(Stored entries)

◆ ◆ ◆

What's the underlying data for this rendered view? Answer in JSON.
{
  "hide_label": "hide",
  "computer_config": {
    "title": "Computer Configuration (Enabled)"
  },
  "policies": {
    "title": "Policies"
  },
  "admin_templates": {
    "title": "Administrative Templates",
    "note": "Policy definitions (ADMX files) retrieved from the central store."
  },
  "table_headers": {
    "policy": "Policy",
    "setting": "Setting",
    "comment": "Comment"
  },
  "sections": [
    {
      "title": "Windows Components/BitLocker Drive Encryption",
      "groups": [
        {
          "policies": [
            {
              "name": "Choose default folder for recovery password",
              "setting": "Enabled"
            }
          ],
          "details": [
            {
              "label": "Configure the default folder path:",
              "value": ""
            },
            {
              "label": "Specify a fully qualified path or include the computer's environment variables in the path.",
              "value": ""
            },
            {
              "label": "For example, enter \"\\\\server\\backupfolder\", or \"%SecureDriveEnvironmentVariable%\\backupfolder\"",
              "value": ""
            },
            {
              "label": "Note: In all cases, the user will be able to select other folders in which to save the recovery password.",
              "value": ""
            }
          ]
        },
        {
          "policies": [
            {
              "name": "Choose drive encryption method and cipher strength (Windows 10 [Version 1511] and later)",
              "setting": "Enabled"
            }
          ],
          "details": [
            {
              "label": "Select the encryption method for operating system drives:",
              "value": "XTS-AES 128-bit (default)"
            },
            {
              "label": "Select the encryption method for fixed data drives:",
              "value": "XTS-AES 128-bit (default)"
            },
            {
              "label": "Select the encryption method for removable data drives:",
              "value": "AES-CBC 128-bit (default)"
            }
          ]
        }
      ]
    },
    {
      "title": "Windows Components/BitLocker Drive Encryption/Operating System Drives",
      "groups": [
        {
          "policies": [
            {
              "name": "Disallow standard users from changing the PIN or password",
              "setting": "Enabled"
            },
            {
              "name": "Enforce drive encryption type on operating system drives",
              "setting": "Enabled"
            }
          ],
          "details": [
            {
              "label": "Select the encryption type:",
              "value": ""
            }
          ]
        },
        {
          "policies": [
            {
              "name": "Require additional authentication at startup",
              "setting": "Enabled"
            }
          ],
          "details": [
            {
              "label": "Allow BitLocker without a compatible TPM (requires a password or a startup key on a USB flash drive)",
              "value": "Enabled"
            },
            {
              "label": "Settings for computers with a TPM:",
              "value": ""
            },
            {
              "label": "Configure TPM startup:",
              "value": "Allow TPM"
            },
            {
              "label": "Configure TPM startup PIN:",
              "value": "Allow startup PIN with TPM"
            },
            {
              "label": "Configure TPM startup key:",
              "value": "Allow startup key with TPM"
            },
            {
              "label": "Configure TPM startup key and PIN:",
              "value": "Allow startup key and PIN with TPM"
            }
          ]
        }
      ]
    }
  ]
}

◆ ◆ ◆

• **Problem**:
Lines holding the word "name" in the entries above are the ones to pull out. Copy them all.

• **Exercise output**:
              "name": "Choose default folder for recovery password",
              "name": "Choose drive encryption method and cipher strength (Windows 10 [Version 1511] and later)",
              "name": "Disallow standard users from changing the PIN or password",
              "name": "Enforce drive encryption type on operating system drives",
              "name": "Require additional authentication at startup",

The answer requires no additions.